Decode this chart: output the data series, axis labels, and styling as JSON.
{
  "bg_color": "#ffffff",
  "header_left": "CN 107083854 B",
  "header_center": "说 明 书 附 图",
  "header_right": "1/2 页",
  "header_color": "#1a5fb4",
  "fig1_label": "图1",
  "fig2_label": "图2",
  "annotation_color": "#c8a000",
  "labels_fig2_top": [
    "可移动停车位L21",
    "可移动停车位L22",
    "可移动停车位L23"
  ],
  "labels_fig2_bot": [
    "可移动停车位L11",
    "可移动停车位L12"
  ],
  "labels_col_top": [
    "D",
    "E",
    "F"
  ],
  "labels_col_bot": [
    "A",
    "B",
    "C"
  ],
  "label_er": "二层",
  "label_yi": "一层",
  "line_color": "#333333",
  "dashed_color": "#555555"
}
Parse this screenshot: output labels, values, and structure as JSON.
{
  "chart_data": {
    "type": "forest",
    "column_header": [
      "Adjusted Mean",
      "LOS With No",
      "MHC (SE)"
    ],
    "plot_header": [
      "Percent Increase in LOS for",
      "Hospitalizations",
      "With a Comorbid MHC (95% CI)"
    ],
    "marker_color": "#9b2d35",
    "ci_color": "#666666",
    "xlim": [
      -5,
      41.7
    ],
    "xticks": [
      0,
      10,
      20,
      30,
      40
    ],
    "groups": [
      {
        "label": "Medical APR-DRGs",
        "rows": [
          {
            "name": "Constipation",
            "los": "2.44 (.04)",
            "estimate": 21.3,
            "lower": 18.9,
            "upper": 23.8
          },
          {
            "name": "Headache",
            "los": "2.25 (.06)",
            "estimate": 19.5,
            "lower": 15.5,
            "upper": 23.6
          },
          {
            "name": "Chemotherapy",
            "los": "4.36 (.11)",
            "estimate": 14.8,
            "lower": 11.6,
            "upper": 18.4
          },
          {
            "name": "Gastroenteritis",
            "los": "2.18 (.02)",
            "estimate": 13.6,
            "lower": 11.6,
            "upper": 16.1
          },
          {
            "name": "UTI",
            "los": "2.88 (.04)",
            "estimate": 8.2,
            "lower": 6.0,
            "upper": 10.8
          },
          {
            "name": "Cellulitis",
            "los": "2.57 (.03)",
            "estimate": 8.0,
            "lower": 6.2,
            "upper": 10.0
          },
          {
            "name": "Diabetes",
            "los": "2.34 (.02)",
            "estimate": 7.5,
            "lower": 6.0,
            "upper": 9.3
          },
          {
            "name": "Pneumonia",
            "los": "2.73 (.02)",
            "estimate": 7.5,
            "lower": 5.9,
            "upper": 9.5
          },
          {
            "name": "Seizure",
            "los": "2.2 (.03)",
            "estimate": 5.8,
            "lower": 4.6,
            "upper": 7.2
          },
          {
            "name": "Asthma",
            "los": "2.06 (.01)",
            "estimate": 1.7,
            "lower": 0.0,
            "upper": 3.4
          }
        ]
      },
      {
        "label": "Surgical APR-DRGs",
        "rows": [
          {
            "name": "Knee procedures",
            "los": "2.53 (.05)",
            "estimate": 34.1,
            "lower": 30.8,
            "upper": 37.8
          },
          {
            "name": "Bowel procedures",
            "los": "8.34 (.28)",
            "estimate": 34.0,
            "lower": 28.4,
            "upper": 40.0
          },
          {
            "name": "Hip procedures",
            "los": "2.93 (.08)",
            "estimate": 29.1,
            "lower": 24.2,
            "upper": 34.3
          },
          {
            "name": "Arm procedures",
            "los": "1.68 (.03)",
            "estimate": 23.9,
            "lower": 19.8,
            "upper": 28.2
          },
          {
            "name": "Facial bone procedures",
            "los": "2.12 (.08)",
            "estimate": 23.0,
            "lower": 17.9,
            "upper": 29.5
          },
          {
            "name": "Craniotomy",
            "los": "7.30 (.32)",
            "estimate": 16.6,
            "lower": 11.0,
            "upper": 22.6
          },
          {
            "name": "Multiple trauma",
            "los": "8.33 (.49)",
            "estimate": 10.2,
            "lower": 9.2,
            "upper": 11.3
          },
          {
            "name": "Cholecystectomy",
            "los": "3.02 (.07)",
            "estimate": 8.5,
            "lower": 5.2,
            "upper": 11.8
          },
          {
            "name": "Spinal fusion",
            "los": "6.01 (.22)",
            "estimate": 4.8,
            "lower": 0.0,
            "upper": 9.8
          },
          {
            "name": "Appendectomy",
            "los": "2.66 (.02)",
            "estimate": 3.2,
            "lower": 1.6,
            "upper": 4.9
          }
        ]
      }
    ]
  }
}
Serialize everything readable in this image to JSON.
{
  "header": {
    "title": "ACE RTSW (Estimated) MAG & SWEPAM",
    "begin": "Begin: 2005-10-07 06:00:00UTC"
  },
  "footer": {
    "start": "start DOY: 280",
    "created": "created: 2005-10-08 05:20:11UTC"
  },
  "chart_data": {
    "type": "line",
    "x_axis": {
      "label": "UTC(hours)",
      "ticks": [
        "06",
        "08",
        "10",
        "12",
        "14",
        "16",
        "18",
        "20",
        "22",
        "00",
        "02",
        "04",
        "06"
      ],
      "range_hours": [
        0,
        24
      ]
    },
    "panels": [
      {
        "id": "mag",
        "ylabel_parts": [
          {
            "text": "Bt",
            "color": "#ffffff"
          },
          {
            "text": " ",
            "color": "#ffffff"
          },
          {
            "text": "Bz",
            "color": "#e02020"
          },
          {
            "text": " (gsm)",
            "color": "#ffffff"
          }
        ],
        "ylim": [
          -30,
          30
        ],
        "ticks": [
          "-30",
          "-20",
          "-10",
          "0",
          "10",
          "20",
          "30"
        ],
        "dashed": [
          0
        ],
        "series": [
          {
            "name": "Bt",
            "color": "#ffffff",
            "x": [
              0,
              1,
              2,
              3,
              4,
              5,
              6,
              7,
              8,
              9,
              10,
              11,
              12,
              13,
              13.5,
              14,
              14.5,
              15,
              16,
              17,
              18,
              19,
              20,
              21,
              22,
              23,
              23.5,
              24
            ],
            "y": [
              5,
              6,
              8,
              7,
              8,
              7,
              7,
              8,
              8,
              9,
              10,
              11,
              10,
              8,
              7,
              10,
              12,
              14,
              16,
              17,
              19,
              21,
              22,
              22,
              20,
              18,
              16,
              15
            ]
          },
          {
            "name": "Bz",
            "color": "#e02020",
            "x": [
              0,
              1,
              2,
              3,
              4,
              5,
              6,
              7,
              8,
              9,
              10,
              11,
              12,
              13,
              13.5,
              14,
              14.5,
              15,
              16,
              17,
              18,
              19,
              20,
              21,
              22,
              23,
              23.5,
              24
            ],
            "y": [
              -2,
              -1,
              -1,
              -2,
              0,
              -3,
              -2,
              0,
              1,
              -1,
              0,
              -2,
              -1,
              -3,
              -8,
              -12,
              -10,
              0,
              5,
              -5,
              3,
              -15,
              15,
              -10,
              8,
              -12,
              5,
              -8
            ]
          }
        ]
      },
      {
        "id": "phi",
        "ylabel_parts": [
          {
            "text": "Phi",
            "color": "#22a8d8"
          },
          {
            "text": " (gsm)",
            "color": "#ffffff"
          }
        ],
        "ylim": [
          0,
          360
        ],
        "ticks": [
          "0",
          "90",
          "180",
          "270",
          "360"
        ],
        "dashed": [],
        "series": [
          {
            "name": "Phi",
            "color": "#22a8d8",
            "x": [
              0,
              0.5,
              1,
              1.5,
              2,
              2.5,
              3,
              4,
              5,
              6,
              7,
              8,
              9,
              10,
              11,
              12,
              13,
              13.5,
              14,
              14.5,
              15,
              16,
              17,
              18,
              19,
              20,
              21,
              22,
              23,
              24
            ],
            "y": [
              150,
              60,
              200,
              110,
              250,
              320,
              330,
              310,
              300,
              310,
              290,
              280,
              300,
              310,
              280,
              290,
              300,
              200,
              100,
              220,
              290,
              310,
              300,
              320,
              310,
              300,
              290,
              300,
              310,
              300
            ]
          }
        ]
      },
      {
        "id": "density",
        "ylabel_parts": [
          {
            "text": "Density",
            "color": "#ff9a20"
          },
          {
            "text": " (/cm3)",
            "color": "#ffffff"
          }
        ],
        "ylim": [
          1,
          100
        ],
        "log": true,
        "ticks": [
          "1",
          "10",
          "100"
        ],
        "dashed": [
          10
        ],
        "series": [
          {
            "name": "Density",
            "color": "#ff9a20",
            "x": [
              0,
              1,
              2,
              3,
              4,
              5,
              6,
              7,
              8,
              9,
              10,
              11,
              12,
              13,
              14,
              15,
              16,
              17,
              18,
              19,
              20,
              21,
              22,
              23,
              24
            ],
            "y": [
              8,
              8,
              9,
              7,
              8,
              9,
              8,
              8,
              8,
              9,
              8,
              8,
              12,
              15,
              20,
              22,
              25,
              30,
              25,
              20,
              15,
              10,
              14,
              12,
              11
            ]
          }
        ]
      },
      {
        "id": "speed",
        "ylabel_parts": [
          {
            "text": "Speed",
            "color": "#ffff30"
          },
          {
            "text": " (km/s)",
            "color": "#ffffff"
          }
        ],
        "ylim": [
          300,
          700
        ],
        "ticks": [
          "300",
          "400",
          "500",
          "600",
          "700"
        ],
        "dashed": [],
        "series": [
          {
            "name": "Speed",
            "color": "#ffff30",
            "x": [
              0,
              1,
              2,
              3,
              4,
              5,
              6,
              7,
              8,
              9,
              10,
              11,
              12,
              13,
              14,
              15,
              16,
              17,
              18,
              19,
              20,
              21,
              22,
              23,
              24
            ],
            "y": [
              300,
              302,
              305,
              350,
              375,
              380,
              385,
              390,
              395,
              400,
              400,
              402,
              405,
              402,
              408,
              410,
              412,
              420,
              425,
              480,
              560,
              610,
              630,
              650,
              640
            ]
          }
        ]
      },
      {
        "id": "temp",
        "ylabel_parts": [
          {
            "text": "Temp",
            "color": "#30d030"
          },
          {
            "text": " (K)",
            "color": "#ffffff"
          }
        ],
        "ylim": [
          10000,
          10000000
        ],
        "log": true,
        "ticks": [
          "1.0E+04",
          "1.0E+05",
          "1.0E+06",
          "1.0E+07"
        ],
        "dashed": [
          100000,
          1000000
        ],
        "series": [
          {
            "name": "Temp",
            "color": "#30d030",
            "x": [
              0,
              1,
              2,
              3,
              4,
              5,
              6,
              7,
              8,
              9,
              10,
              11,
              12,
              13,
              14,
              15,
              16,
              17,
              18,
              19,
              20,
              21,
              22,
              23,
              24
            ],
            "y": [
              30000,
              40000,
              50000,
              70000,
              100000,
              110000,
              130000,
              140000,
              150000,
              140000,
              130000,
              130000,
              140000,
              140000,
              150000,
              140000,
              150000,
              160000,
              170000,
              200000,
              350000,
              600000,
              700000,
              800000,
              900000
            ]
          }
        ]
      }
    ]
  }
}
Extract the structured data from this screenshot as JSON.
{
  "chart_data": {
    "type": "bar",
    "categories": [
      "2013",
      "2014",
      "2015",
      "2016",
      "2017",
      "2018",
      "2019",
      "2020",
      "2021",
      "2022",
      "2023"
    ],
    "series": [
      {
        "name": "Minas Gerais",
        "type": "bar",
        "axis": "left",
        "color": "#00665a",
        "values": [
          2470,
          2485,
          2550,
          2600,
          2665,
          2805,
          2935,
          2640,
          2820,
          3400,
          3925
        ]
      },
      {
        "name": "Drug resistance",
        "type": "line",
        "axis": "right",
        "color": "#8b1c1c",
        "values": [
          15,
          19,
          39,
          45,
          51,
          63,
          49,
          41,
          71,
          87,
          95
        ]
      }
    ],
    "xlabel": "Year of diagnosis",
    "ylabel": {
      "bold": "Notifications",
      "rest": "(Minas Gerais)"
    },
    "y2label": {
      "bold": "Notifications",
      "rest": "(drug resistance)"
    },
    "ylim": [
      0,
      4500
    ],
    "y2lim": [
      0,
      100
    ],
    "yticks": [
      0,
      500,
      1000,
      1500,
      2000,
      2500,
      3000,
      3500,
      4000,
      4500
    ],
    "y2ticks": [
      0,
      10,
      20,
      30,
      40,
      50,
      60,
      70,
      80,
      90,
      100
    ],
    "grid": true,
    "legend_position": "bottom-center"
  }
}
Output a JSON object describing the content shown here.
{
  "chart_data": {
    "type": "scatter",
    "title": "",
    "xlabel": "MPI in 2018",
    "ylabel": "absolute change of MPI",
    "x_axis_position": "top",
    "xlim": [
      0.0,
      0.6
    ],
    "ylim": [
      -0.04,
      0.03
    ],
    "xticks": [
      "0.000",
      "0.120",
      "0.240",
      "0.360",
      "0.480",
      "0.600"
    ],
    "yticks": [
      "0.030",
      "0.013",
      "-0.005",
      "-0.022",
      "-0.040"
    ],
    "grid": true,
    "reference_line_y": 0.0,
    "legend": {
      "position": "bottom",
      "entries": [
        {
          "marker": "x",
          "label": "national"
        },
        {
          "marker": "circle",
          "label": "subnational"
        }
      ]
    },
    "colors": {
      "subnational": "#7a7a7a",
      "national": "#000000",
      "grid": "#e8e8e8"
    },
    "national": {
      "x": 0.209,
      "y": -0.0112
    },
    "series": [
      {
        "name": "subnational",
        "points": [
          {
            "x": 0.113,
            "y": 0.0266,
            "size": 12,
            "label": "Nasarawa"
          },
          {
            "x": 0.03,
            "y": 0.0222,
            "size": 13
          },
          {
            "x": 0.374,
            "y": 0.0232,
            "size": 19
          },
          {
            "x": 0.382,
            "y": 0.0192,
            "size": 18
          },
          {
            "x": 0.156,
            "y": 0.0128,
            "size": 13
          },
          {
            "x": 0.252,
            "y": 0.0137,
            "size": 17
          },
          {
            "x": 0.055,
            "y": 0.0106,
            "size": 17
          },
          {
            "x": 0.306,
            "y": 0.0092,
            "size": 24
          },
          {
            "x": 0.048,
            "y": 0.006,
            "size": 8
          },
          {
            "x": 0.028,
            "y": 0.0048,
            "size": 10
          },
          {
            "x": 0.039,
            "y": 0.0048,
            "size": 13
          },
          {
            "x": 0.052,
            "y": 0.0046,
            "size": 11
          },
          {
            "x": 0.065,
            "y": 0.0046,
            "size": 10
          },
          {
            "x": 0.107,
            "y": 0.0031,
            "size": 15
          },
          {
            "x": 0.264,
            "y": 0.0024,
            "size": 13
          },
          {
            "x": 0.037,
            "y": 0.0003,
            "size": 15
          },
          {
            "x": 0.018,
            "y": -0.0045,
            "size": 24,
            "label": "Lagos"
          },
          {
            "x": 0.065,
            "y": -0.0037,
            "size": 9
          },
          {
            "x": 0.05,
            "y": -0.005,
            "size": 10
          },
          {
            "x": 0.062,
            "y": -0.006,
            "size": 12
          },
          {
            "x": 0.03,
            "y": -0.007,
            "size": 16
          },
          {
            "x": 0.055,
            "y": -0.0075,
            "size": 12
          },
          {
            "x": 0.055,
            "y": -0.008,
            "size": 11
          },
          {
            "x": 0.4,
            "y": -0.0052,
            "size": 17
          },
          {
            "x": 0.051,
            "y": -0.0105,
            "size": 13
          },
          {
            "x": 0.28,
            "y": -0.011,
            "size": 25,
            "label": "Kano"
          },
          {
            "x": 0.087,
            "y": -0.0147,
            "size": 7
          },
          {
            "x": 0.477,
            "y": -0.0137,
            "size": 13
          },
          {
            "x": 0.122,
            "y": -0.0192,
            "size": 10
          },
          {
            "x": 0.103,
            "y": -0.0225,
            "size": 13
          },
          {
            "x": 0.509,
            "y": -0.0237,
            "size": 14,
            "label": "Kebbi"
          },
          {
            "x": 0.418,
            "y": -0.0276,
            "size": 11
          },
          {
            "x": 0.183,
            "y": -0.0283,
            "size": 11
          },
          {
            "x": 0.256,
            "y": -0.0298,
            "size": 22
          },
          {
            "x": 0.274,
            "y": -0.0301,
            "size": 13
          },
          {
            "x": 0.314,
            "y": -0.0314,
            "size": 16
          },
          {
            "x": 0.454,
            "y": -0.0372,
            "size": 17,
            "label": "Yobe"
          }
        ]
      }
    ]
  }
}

──────────────────────────────

• **Directive**
Look back over the material above and state how many lines hold the word "JSON". Write the number and nothing else.

• **Expected output**
5